◆ WHAT IS ASKED
Reproduce the items below without any change, starting at the first line and ending at the line that contains "row-number: 18: [11, 982, 61, 1030]".
-- BEGIN DATA LISTING --
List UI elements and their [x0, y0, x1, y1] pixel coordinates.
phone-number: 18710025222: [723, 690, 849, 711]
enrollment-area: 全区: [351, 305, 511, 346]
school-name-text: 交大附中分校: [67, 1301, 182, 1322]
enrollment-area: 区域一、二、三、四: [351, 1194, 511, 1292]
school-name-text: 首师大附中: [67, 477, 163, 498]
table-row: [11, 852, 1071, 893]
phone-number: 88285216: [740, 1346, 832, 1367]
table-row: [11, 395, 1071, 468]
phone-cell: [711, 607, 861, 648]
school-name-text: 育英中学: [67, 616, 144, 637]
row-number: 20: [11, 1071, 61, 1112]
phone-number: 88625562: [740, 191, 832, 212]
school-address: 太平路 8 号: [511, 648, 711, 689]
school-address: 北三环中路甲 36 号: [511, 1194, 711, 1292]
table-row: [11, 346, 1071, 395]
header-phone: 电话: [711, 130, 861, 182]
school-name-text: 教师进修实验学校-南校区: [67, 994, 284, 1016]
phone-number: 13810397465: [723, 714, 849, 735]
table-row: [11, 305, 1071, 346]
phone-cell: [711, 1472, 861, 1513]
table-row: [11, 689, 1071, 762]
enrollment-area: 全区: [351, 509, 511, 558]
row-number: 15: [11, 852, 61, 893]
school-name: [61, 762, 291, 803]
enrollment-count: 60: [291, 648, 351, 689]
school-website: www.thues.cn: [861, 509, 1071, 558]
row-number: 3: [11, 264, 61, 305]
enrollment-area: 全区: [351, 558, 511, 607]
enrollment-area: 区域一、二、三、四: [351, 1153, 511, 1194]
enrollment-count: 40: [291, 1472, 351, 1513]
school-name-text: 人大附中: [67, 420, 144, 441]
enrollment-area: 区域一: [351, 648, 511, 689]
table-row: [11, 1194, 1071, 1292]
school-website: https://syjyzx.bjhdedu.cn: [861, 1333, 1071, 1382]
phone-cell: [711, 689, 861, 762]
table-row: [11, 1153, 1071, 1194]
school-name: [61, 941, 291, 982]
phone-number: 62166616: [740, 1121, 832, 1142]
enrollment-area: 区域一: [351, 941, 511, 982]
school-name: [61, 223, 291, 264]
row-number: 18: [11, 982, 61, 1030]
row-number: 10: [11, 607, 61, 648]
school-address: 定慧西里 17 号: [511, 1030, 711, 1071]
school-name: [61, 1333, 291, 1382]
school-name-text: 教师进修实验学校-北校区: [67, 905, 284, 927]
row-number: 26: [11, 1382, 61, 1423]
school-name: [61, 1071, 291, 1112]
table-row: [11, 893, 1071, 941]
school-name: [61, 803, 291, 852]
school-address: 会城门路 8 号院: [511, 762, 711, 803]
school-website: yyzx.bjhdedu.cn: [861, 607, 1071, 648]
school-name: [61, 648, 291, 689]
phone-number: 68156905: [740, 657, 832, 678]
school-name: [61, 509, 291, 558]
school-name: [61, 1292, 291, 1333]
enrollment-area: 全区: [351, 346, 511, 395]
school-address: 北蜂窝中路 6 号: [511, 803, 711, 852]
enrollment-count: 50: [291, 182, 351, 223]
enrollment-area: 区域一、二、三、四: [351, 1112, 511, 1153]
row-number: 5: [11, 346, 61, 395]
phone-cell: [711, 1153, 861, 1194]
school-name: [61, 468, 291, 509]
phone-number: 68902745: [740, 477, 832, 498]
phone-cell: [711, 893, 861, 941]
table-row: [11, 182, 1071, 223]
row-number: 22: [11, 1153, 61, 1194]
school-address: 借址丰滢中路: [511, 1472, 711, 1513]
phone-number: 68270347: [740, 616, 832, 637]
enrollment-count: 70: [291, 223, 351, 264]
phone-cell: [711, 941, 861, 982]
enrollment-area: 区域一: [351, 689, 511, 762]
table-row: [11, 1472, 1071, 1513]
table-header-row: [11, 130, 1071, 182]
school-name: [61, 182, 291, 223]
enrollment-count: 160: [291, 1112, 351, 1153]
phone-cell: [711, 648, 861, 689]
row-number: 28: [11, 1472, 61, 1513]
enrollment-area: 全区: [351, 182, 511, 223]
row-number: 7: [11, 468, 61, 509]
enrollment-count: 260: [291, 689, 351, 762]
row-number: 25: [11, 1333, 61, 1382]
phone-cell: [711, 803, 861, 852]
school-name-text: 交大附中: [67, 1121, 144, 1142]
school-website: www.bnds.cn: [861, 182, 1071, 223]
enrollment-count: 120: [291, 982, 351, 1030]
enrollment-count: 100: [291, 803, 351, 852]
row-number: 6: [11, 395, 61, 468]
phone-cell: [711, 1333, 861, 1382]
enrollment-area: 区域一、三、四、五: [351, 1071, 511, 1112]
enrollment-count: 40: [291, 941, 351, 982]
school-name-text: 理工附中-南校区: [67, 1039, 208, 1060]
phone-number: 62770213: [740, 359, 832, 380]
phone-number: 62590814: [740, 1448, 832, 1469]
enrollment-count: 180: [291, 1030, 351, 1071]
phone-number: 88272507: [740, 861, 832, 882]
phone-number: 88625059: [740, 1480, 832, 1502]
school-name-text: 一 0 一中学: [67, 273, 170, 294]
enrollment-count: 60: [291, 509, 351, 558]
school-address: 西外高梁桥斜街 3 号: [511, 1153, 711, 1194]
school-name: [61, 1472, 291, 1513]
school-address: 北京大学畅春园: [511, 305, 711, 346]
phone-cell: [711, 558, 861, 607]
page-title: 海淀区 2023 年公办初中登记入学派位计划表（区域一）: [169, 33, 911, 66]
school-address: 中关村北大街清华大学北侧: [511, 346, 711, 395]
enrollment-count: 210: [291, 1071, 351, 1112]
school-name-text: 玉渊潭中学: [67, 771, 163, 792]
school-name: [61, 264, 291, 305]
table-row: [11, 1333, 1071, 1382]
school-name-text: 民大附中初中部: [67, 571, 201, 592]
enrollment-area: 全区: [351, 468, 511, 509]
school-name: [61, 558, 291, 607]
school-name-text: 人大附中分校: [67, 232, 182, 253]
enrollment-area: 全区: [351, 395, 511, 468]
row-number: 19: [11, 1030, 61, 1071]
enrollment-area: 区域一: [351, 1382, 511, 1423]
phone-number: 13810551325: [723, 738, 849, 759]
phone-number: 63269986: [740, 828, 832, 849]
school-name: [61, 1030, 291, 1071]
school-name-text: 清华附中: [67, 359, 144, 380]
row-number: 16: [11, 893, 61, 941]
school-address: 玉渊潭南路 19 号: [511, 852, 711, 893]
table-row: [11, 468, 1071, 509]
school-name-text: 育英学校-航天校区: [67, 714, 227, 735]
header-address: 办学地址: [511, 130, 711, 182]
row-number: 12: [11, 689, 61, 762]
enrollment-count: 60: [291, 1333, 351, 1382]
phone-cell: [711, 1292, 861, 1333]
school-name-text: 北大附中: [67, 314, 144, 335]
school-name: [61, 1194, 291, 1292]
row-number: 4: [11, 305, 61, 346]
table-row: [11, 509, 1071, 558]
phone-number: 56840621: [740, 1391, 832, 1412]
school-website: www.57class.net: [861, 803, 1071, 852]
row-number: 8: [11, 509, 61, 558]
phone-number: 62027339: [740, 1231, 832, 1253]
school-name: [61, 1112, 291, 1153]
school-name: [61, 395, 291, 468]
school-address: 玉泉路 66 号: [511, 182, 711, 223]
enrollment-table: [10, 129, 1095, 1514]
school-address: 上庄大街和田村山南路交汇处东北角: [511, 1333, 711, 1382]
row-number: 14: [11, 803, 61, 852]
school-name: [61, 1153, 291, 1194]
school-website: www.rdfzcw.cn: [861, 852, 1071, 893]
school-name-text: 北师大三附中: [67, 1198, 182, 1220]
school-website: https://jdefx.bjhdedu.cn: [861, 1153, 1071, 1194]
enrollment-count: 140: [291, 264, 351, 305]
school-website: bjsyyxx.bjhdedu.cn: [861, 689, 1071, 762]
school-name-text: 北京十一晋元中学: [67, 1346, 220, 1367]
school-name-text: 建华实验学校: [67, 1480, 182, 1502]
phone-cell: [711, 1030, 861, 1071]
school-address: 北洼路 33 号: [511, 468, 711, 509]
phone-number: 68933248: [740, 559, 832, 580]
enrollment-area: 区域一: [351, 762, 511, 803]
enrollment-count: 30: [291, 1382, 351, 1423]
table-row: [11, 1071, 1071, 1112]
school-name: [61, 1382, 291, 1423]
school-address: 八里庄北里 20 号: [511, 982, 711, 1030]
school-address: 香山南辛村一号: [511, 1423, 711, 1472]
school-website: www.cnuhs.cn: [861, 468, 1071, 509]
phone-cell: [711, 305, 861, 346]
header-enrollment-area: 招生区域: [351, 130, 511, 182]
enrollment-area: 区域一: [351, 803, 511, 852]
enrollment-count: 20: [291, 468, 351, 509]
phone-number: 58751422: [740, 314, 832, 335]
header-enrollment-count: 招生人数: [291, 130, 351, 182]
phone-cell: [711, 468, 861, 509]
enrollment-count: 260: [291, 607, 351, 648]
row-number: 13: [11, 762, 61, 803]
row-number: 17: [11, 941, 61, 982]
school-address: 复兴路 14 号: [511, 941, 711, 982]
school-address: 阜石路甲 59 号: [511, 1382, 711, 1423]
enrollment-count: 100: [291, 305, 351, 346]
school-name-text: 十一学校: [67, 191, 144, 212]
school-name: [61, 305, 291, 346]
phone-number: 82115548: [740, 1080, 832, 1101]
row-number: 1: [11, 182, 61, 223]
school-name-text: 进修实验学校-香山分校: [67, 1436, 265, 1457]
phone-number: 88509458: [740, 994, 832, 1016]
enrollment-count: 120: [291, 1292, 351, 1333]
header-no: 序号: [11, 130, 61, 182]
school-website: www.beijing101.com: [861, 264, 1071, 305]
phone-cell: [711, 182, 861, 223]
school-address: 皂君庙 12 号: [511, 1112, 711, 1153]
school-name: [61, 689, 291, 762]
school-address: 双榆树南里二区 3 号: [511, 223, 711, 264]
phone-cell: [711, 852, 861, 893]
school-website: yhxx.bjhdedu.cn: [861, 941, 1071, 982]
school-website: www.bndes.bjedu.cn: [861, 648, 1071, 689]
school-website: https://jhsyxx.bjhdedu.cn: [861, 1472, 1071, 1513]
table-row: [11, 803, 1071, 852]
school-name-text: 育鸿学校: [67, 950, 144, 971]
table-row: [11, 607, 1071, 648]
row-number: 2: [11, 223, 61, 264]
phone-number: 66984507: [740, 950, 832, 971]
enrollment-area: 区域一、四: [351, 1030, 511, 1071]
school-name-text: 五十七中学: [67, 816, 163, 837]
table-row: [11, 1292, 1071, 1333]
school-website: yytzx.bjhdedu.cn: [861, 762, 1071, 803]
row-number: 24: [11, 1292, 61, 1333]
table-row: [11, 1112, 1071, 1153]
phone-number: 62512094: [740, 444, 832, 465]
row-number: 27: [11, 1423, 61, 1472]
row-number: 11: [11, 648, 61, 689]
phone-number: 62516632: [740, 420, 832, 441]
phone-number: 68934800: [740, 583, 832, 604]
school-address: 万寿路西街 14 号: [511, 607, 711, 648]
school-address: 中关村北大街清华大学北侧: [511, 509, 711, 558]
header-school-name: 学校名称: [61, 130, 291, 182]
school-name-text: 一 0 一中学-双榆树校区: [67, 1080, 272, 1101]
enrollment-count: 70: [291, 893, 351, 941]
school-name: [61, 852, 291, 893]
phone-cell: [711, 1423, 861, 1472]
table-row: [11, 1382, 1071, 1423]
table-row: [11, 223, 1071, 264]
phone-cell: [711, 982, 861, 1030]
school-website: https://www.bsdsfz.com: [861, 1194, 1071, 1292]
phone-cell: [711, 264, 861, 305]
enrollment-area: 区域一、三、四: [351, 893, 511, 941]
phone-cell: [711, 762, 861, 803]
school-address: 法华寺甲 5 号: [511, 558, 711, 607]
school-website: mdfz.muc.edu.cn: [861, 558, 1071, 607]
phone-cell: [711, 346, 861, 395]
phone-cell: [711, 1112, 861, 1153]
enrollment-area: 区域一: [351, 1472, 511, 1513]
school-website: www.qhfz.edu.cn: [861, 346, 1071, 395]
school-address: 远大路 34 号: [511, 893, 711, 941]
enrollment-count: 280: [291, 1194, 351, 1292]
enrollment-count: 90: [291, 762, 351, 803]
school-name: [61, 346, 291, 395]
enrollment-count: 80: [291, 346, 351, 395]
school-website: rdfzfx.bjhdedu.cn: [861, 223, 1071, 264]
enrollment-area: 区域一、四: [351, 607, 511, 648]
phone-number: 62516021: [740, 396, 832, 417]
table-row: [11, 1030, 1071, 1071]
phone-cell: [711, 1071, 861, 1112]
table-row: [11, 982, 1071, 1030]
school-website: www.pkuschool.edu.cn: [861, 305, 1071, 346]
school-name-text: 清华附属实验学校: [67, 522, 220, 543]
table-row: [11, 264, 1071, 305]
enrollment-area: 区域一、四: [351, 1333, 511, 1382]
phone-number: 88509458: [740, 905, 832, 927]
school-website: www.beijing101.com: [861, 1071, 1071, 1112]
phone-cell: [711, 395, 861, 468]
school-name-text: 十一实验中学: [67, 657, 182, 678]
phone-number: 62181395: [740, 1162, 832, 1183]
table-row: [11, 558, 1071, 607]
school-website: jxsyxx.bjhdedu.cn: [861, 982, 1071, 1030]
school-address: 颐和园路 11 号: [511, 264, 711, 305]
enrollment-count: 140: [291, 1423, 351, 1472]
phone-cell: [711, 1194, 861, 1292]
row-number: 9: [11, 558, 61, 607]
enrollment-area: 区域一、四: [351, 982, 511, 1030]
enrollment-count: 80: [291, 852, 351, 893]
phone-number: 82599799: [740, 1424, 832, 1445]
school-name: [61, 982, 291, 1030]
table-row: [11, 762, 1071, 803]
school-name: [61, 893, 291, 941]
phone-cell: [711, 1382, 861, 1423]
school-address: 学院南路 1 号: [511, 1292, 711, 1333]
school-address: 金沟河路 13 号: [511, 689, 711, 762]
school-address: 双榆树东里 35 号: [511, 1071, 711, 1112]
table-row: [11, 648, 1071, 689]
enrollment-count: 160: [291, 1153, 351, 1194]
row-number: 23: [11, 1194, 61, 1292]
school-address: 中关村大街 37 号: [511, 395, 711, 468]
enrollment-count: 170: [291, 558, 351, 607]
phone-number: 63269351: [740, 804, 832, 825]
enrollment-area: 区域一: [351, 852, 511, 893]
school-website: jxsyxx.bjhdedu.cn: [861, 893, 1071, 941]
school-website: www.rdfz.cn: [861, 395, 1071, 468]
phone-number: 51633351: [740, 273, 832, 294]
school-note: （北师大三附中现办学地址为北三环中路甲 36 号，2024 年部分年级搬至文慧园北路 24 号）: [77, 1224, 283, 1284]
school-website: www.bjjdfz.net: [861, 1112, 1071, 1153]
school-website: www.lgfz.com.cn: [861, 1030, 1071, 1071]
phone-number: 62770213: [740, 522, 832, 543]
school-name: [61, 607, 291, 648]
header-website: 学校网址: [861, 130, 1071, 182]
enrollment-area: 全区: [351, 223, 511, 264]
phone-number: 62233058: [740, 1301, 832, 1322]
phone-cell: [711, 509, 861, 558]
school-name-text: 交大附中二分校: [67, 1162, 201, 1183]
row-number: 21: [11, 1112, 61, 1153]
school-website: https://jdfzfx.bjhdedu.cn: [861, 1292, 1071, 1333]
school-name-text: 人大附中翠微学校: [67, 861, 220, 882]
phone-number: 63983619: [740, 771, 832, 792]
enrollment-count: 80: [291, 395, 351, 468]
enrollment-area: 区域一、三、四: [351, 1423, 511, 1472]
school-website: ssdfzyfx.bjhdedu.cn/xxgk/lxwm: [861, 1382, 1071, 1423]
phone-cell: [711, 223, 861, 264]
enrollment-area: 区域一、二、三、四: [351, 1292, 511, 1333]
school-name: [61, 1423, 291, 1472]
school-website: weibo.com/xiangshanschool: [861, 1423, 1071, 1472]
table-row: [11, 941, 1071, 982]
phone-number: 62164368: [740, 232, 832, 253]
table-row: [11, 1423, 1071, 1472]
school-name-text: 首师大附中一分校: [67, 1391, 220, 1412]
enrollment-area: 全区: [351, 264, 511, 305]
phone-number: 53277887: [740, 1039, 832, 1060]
-- END DATA LISTING --
◆ SOLUTION
List UI elements and their [x0, y0, x1, y1] pixel coordinates.
phone-number: 18710025222: [723, 690, 849, 711]
enrollment-area: 全区: [351, 305, 511, 346]
school-name-text: 交大附中分校: [67, 1301, 182, 1322]
enrollment-area: 区域一、二、三、四: [351, 1194, 511, 1292]
school-name-text: 首师大附中: [67, 477, 163, 498]
table-row: [11, 852, 1071, 893]
phone-number: 88285216: [740, 1346, 832, 1367]
table-row: [11, 395, 1071, 468]
phone-cell: [711, 607, 861, 648]
school-name-text: 育英中学: [67, 616, 144, 637]
row-number: 20: [11, 1071, 61, 1112]
phone-number: 88625562: [740, 191, 832, 212]
school-address: 太平路 8 号: [511, 648, 711, 689]
school-address: 北三环中路甲 36 号: [511, 1194, 711, 1292]
table-row: [11, 346, 1071, 395]
header-phone: 电话: [711, 130, 861, 182]
school-name-text: 教师进修实验学校-南校区: [67, 994, 284, 1016]
phone-number: 13810397465: [723, 714, 849, 735]
table-row: [11, 305, 1071, 346]
phone-cell: [711, 1472, 861, 1513]
table-row: [11, 689, 1071, 762]
enrollment-area: 全区: [351, 509, 511, 558]
row-number: 15: [11, 852, 61, 893]
school-name: [61, 762, 291, 803]
enrollment-count: 60: [291, 648, 351, 689]
school-website: www.thues.cn: [861, 509, 1071, 558]
row-number: 3: [11, 264, 61, 305]
enrollment-area: 全区: [351, 558, 511, 607]
enrollment-area: 区域一、二、三、四: [351, 1153, 511, 1194]
enrollment-count: 40: [291, 1472, 351, 1513]
school-name-text: 人大附中: [67, 420, 144, 441]
enrollment-area: 区域一: [351, 648, 511, 689]
table-row: [11, 1194, 1071, 1292]
school-website: https://syjyzx.bjhdedu.cn: [861, 1333, 1071, 1382]
phone-cell: [711, 689, 861, 762]
table-row: [11, 1153, 1071, 1194]
school-name: [61, 941, 291, 982]
phone-number: 62166616: [740, 1121, 832, 1142]
enrollment-area: 区域一: [351, 941, 511, 982]
school-name: [61, 223, 291, 264]
row-number: 18: [11, 982, 61, 1030]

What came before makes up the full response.